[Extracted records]
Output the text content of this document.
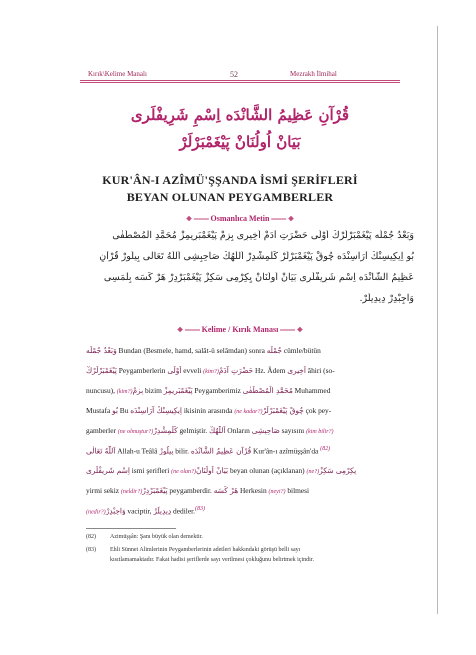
Kırık\Kelime Manalı	52	Mezrakh İlmihal
قُرْآنِ عَظِيمُ الشَّانْدَه اِسْمِ شَرِيفْلَرى
بَيَانْ اُولُنَانْ پَيْغَمْبَرْلَرْ
KUR'ÂN-I AZÎMÜ'ŞŞANDA İSMİ ŞERİFLERİ
BEYAN OLUNAN PEYGAMBERLER
❖ ═══ Osmanlıca Metin ═══ ❖
وَبَعْدُ جُمْلَه پَيْغَمْبَرْلَرْكْ اُوْلَى حَضْرَتِ آدَمْ اَخِيرِى بِزِمْ پَيْغَمْبَرِيمِزْ مُحَمَّدِ الْمُصْطَفٰى
بُو اِيكِيسِنْكْ آرَاسِنْدَه چُوقْ پَيْغَمْبَرْلَرْ كَلْمِشْدِرْ اَللّٰهُكْ صَاحِبِشِى اَللّٰهُ تَعَالٰى بِيلُورْ قُرْآنِ
عَظِيمُ الشَّانْدَه اِسْمِ شَرِيفْلَرى بَيَانْ اُولُنَانْ يِكِرْمِى سَكِزْ پَيْغَمْبَرْدِرْ هَرْ كَسَه بِلْمَسِى
وَاجِبْدِرْ دِيدِيلَرْ.
❖ ═══ Kelime / Kırık Manası ═══ ❖
وَبَعْدُ جُمْلَه Bundan (Besmele, hamd, salât-ü selâmdan) sonra جُمْلَه cümle/bütün
پَيْغَمْبَرْلَرْكْ Peygamberlerin اُوْلَى evveli (kim?)حَضْرَتِ آدَمْ Hz. Âdem اَخِيرِى âhiri (so-
nuncusu), (kim?)بِزِمْ bizim پَيْغَمْبَرِيمِزْ Peygamberimiz مُحَمَّدِ الْمُصْطَفٰى Muhammed
Mustafa بُو Bu اِيكِيسِنْكْ آرَاسِنْدَه ikisinin arasında (ne kadar?)چُوقْ پَيْغَمْبَرْلَرْ çok pey-
gamberler (ne olmuştur?)كَلْمِشْدِرْ gelmiştir. اَللّٰهُكْ Onların صَاحِبِشِى sayısını (kim bilir?)
اَللّٰهُ تَعَالٰى Allah-u Teâlâ بِيلُورْ bilir. قُرْآنِ عَظِيمُ الشَّانْدَه Kur'ân-ı azîmüşşân'da $^{(82)}$
اِسْمِ شَرِيفْلَرى ismi şerifleri (ne olan?)بَيَانْ اُولُنَانْ beyan olunan (açıklanan) (ne?)يِكِرْمِى سَكِزْ
yirmi sekiz (neldir?)پَيْغَمْبَرْدِرْ peygamberdir. هَرْ كَسَه Herkesin (neyi?) bilmesi
(nedir?)وَاجِبْدِرْ vaciptir, دِيدِيلَرْ dediler.$^{(83)}$
(82) Azimüşşân: Şanı büyük olan demektir.
(83) Ehli Sünnet Alimlerinin Peygamberlerinin adetleri hakkındaki görüşü belli sayı
kısıtlamamaktadır. Fakat hadisi şeriflerde sayı verilmesi çokluğunu belirtmek içindir.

Aim -> Transcribe the records verbatim and omit the images.

Solution ->
Output the text content of this document.
Kırık\Kelime Manalı	52	Mezrakh İlmihal
قُرْآنِ عَظِيمُ الشَّانْدَه اِسْمِ شَرِيفْلَرى
بَيَانْ اُولُنَانْ پَيْغَمْبَرْلَرْ
KUR'ÂN-I AZÎMÜ'ŞŞANDA İSMİ ŞERİFLERİ
BEYAN OLUNAN PEYGAMBERLER
❖ ═══ Osmanlıca Metin ═══ ❖
وَبَعْدُ جُمْلَه پَيْغَمْبَرْلَرْكْ اُوْلَى حَضْرَتِ آدَمْ اَخِيرِى بِزِمْ پَيْغَمْبَرِيمِزْ مُحَمَّدِ الْمُصْطَفٰى
بُو اِيكِيسِنْكْ آرَاسِنْدَه چُوقْ پَيْغَمْبَرْلَرْ كَلْمِشْدِرْ اَللّٰهُكْ صَاحِبِشِى اَللّٰهُ تَعَالٰى بِيلُورْ قُرْآنِ
عَظِيمُ الشَّانْدَه اِسْمِ شَرِيفْلَرى بَيَانْ اُولُنَانْ يِكِرْمِى سَكِزْ پَيْغَمْبَرْدِرْ هَرْ كَسَه بِلْمَسِى
وَاجِبْدِرْ دِيدِيلَرْ.
❖ ═══ Kelime / Kırık Manası ═══ ❖
وَبَعْدُ جُمْلَه Bundan (Besmele, hamd, salât-ü selâmdan) sonra جُمْلَه cümle/bütün
پَيْغَمْبَرْلَرْكْ Peygamberlerin اُوْلَى evveli (kim?)حَضْرَتِ آدَمْ Hz. Âdem اَخِيرِى âhiri (so-
nuncusu), (kim?)بِزِمْ bizim پَيْغَمْبَرِيمِزْ Peygamberimiz مُحَمَّدِ الْمُصْطَفٰى Muhammed
Mustafa بُو Bu اِيكِيسِنْكْ آرَاسِنْدَه ikisinin arasında (ne kadar?)چُوقْ پَيْغَمْبَرْلَرْ çok pey-
gamberler (ne olmuştur?)كَلْمِشْدِرْ gelmiştir. اَللّٰهُكْ Onların صَاحِبِشِى sayısını (kim bilir?)
اَللّٰهُ تَعَالٰى Allah-u Teâlâ بِيلُورْ bilir. قُرْآنِ عَظِيمُ الشَّانْدَه Kur'ân-ı azîmüşşân'da $^{(82)}$
اِسْمِ شَرِيفْلَرى ismi şerifleri (ne olan?)بَيَانْ اُولُنَانْ beyan olunan (açıklanan) (ne?)يِكِرْمِى سَكِزْ
yirmi sekiz (neldir?)پَيْغَمْبَرْدِرْ peygamberdir. هَرْ كَسَه Herkesin (neyi?) bilmesi
(nedir?)وَاجِبْدِرْ vaciptir, دِيدِيلَرْ dediler.$^{(83)}$
(82) Azimüşşân: Şanı büyük olan demektir.
(83) Ehli Sünnet Alimlerinin Peygamberlerinin adetleri hakkındaki görüşü belli sayı
kısıtlamamaktadır. Fakat hadisi şeriflerde sayı verilmesi çokluğunu belirtmek içindir.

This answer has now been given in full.